## REQUIRED TASK:
Below are some records. Pull every line that contains the word "Salz".

## EXCERPTED DATA:
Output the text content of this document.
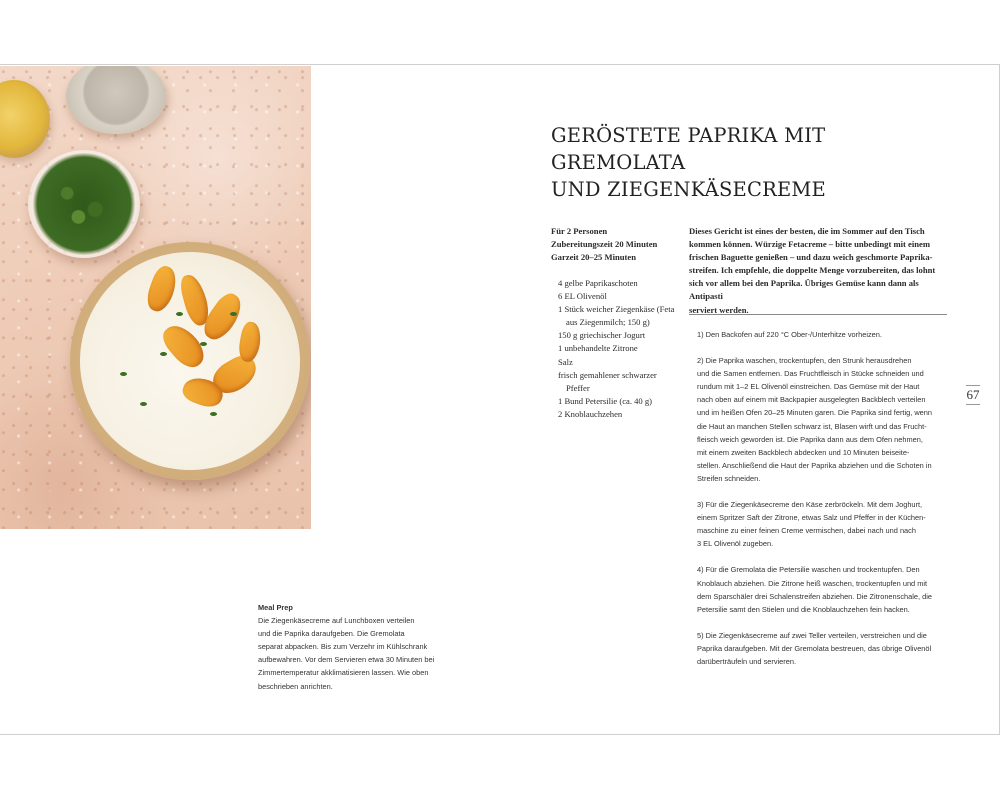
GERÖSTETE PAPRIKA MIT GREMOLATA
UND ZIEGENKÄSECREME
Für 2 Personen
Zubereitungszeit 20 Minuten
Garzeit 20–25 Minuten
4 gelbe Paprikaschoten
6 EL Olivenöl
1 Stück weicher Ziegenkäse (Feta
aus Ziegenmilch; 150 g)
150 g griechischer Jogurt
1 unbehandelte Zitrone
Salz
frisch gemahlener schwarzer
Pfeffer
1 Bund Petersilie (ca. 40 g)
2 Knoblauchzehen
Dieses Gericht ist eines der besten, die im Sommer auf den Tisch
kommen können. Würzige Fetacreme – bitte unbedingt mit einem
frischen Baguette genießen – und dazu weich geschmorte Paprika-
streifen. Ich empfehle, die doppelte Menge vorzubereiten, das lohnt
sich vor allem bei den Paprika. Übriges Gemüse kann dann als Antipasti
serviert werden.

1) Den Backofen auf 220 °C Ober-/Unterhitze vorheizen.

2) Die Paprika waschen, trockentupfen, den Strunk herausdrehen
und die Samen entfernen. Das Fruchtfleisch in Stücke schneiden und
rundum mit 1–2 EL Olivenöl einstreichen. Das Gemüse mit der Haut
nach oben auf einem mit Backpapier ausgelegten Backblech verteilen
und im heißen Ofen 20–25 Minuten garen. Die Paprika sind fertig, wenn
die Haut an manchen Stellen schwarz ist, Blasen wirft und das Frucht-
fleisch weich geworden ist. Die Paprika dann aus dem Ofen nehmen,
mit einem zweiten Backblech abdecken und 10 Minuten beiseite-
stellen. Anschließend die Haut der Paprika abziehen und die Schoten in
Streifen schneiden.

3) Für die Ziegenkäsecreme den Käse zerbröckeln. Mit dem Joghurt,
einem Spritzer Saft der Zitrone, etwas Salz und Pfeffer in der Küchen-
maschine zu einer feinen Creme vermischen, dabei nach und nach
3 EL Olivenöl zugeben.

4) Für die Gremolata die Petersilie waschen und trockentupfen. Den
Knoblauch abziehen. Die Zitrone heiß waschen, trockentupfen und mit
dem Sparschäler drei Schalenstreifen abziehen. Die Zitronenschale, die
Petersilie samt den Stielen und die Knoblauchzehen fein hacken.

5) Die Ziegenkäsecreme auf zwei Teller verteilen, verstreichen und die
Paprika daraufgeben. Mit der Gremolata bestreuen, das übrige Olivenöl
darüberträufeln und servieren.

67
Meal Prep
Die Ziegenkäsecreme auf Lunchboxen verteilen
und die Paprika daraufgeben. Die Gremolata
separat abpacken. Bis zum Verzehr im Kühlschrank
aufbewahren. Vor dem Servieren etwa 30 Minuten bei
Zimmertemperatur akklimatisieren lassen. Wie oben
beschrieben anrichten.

...

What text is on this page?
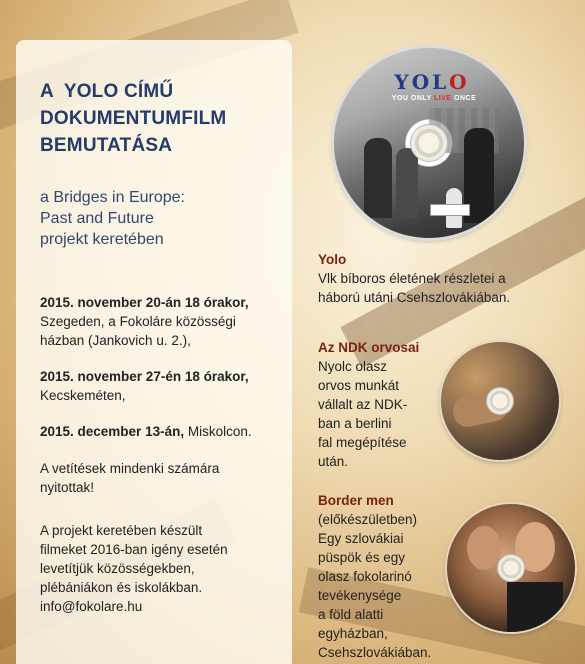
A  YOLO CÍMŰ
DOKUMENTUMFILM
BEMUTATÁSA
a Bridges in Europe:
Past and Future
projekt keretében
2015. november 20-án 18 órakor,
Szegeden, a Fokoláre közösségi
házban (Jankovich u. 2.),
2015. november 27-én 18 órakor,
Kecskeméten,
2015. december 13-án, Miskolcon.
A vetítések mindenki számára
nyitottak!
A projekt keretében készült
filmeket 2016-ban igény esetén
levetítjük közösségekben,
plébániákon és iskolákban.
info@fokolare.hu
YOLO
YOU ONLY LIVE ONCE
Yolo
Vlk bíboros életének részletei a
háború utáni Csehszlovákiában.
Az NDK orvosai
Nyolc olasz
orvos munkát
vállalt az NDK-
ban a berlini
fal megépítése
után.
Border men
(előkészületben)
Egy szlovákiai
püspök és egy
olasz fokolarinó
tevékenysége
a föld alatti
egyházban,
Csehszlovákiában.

## RESPONSE TO THIS TASK:
Salz
einem Spritzer Saft der Zitrone, etwas Salz und Pfeffer in der Küchen-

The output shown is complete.